[Task goal]: Drop every picture, then transcribe the remaining data exactly.

[Task input]:
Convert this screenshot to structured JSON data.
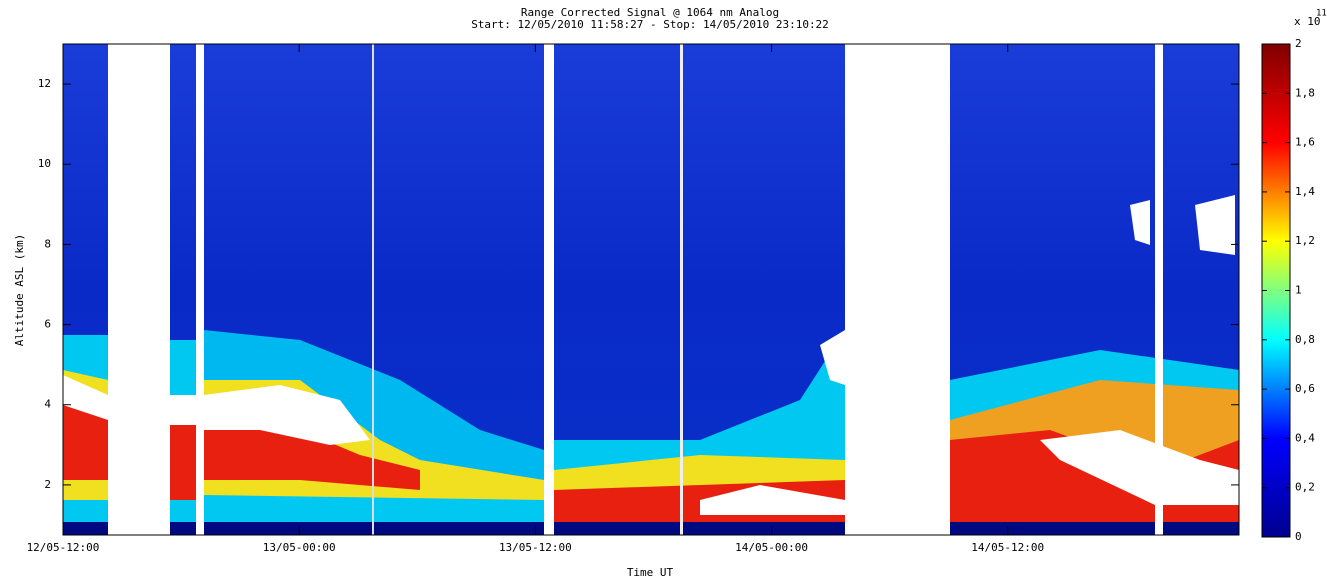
{
  "chart_data": {
    "type": "heatmap",
    "title": "Range Corrected Signal @ 1064 nm Analog",
    "subtitle": "Start: 12/05/2010 11:58:27 - Stop: 14/05/2010 23:10:22",
    "x_label": "Time UT",
    "y_label": "Altitude ASL (km)",
    "xlim": [
      "2010-05-12T12:00",
      "2010-05-14T23:45"
    ],
    "xticks": [
      {
        "value": "2010-05-12T12:00",
        "label": "12/05-12:00"
      },
      {
        "value": "2010-05-13T00:00",
        "label": "13/05-00:00"
      },
      {
        "value": "2010-05-13T12:00",
        "label": "13/05-12:00"
      },
      {
        "value": "2010-05-14T00:00",
        "label": "14/05-00:00"
      },
      {
        "value": "2010-05-14T12:00",
        "label": "14/05-12:00"
      }
    ],
    "ylim": [
      0.75,
      13
    ],
    "yticks": [
      2,
      4,
      6,
      8,
      10,
      12
    ],
    "colorbar": {
      "lim": [
        0,
        2
      ],
      "multiplier": "x 10",
      "exponent": "11",
      "colormap": [
        "#00008f",
        "#0000ff",
        "#00ffff",
        "#ffff00",
        "#ff0000",
        "#800000"
      ],
      "ticks": [
        0,
        {
          "value": 0.2,
          "label": "0,2"
        },
        {
          "value": 0.4,
          "label": "0,4"
        },
        {
          "value": 0.6,
          "label": "0,6"
        },
        {
          "value": 0.8,
          "label": "0,8"
        },
        1,
        {
          "value": 1.2,
          "label": "1,2"
        },
        {
          "value": 1.4,
          "label": "1,4"
        },
        {
          "value": 1.6,
          "label": "1,6"
        },
        {
          "value": 1.8,
          "label": "1,8"
        },
        2
      ]
    }
  }
}
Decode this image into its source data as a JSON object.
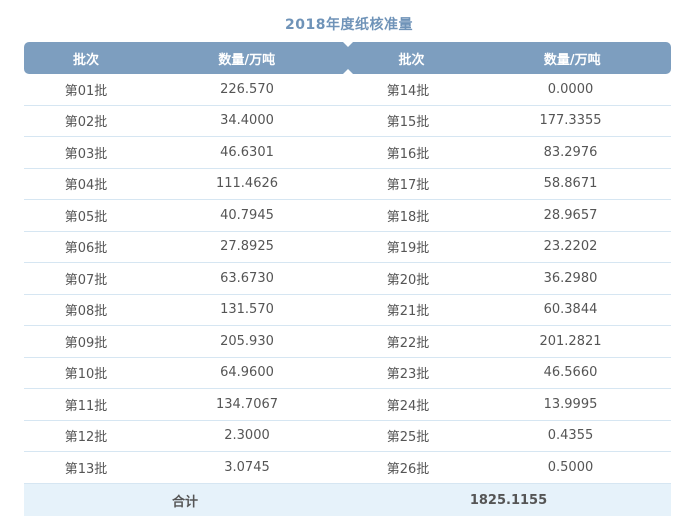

[Complete response]:
Convert this screenshot to structured JSON data.
{
  "chart_data": {
    "type": "heatmap",
    "title": "Range Corrected Signal @ 1064 nm Analog",
    "subtitle": "Start: 12/05/2010 11:58:27 - Stop: 14/05/2010 23:10:22",
    "x_label": "Time UT",
    "y_label": "Altitude ASL (km)",
    "xlim": [
      "2010-05-12T12:00",
      "2010-05-14T23:45"
    ],
    "xticks": [
      {
        "value": "2010-05-12T12:00",
        "label": "12/05-12:00"
      },
      {
        "value": "2010-05-13T00:00",
        "label": "13/05-00:00"
      },
      {
        "value": "2010-05-13T12:00",
        "label": "13/05-12:00"
      },
      {
        "value": "2010-05-14T00:00",
        "label": "14/05-00:00"
      },
      {
        "value": "2010-05-14T12:00",
        "label": "14/05-12:00"
      }
    ],
    "ylim": [
      0.75,
      13
    ],
    "yticks": [
      2,
      4,
      6,
      8,
      10,
      12
    ],
    "colorbar": {
      "lim": [
        0,
        2
      ],
      "multiplier": "x 10",
      "exponent": "11",
      "colormap": [
        "#00008f",
        "#0000ff",
        "#00ffff",
        "#ffff00",
        "#ff0000",
        "#800000"
      ],
      "ticks": [
        0,
        {
          "value": 0.2,
          "label": "0,2"
        },
        {
          "value": 0.4,
          "label": "0,4"
        },
        {
          "value": 0.6,
          "label": "0,6"
        },
        {
          "value": 0.8,
          "label": "0,8"
        },
        1,
        {
          "value": 1.2,
          "label": "1,2"
        },
        {
          "value": 1.4,
          "label": "1,4"
        },
        {
          "value": 1.6,
          "label": "1,6"
        },
        {
          "value": 1.8,
          "label": "1,8"
        },
        2
      ]
    }
  }
}
Decode this image into its source data as a JSON object.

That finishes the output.